Diabetes aggravates acute pancreatitis and inhibits pancreas regeneration in mice.

AIMS/HYPOTHESIS: It is well established that acute pancreatitis often causes diabetes and that a high blood glucose level associated with pancreatitis is a marker of poor prognosis. The aim of this study was to evaluate if diabetes merely reflects the severity of pancreatitis or whether it can also aggravate the progression of this disease in a vicious circle. METHODS: Reversible acute oedematous pancreatitis was induced in untreated and streptozotocin-treated diabetic mice by injection of cerulein. Progression of pancreatitis was studied by immunohistochemistry, ELISA and various other enzyme assays. The production of regenerating islet-derived 3ß (REG3ß) was determined by western blot and immunohistochemistry. RESULTS: While cerulein treatment in non-diabetic mice resulted in acute pancreatitis followed by regeneration of the pancreas within 7 days, diabetes aggravated pancreatitis, inhibited the regeneration of the exocrine tissue and led to strong atrophy of the pancreas. The aggravation of pancreatitis by diabetes was characterised by decreased production of the anti-inflammatory protein REG3ß, increased inflammation, augmented oedema formation and increased cell death during the acute phase of pancreatitis (p < 0.05). During the regenerative phase, diabetes augmented inflammation, increased cell death, reduced acinar cell expansion and increased the expansion of duct as well as interstitial cells, resulting in the formation of tubular complexes (p < 0.05). Administration of insulin reversed the observed phenotype in diabetic mice. CONCLUSIONS/INTERPRETATION: Diabetes aggravates acute pancreatitis and suppresses regeneration of the exocrine tissue. Thus, diabetes is not just a concomitant phenomenon of pancreatitis, but can have a fundamental influence on the progression of acute pancreatitis.
---
**TASK SET:**
a – Answer from the pancreatitis abstract:
(i) What substance was injected to induce pancreatitis in the mice?
(ii) Within how many days did the pancreas regenerate in non-diabetic mice?
(iii) What reversed the observed phenotype in diabetic mice?
b – Translate this sentence from the pancreatitis abstract into Spanish: "Progression of pancreatitis was studied by immunohistochemistry, ELISA and various other enzyme assays."

**DATA EXTRACTS:**
---
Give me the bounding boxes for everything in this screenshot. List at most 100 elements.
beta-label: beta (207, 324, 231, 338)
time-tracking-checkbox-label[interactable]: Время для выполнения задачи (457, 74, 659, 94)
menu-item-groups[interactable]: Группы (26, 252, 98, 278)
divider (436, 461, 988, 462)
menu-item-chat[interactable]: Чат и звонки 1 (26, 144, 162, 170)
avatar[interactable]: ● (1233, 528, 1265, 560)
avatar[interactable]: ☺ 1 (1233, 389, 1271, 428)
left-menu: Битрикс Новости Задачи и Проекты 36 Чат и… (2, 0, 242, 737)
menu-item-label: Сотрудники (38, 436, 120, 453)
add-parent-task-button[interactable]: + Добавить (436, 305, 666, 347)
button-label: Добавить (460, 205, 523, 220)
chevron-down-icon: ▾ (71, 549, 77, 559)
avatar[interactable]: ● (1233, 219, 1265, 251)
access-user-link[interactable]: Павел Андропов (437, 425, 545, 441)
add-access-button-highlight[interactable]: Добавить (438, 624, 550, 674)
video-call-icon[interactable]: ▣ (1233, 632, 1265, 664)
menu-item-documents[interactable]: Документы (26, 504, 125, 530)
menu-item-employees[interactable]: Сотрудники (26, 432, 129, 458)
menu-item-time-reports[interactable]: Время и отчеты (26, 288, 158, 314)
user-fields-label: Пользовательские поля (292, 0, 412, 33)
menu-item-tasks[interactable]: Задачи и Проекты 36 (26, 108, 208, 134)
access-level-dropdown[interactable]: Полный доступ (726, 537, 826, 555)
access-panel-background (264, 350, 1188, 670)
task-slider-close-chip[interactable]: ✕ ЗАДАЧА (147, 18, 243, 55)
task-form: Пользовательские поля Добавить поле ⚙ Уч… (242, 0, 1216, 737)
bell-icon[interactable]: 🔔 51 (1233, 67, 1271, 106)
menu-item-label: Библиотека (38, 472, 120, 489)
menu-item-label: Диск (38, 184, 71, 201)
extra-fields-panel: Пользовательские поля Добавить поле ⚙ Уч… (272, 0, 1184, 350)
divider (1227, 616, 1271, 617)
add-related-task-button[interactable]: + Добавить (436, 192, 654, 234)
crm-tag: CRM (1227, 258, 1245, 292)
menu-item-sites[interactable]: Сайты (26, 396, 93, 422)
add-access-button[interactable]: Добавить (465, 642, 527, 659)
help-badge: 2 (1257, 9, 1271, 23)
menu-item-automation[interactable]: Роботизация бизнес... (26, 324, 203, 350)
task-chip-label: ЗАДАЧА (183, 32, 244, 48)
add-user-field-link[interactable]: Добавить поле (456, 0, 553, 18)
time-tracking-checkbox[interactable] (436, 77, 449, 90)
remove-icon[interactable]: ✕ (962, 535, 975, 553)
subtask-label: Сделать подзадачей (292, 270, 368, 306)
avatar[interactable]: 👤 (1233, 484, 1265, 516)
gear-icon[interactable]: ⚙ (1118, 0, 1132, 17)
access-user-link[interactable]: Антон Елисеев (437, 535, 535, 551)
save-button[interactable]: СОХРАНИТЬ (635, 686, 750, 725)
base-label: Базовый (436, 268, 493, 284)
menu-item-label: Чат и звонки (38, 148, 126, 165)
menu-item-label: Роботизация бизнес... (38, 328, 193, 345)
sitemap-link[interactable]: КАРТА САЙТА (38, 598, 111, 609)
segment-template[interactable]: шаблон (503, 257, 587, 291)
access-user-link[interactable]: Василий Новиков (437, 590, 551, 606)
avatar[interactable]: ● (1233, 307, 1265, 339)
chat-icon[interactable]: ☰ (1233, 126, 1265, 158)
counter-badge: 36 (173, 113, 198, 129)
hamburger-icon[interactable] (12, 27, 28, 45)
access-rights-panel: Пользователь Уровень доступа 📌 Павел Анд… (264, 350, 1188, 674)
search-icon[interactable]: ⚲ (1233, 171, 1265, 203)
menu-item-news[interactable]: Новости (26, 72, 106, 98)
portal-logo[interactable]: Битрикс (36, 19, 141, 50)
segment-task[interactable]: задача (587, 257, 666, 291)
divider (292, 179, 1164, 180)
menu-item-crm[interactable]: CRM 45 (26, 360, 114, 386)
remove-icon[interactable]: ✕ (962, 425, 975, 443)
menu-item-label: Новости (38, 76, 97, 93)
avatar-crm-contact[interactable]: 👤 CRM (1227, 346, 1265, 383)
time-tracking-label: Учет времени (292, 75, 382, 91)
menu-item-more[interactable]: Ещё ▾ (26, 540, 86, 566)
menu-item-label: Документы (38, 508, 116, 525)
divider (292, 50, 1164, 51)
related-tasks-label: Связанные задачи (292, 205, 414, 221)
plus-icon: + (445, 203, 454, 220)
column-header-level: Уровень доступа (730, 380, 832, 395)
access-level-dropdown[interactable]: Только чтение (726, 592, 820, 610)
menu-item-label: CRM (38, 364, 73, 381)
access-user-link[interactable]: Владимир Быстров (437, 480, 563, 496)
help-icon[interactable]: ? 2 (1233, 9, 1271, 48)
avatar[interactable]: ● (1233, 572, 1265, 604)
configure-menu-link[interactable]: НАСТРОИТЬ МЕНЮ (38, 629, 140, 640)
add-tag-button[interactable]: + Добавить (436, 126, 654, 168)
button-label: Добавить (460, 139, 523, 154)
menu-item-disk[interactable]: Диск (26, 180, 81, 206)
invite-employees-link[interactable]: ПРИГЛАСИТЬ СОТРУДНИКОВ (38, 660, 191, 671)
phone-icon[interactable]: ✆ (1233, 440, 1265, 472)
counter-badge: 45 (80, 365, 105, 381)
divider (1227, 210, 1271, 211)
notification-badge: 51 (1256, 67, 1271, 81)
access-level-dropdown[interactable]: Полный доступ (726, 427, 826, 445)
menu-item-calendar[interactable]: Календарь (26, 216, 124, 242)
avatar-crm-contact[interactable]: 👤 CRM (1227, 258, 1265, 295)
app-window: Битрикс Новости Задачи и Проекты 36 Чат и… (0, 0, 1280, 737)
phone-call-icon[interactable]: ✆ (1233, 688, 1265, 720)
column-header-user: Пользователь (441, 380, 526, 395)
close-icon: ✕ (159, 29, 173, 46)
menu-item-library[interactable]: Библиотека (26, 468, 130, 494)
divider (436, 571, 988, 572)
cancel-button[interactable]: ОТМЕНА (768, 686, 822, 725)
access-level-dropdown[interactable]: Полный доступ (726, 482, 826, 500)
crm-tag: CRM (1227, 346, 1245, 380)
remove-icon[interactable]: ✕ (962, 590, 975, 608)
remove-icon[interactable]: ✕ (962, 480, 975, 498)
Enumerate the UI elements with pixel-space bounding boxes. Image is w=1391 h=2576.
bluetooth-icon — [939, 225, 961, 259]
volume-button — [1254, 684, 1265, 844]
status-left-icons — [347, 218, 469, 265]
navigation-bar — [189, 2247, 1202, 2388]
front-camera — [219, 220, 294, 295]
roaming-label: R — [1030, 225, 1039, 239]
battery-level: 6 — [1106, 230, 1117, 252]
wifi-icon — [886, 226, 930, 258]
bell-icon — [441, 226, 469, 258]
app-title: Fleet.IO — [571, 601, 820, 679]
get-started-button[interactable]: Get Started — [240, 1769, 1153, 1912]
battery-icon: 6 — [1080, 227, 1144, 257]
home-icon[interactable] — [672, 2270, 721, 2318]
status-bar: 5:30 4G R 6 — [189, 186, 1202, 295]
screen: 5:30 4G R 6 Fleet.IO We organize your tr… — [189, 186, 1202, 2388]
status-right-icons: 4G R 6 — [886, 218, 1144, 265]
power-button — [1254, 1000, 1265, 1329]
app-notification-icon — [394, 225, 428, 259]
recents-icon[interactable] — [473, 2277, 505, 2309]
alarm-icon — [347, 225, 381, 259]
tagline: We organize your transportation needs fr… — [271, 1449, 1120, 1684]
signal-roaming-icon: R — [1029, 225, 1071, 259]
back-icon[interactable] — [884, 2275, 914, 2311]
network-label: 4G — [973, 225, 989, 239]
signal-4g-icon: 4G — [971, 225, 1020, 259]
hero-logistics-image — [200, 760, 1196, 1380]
---
**ANSWERS TO THE PROBLEMS:**
a –
(i) Cerulein.
(ii) 7 days.
(iii) Administration of insulin.

b – La progresión de la pancreatitis se estudió mediante inmunohistoquímica, ELISA y otros diversos ensayos enzimáticos.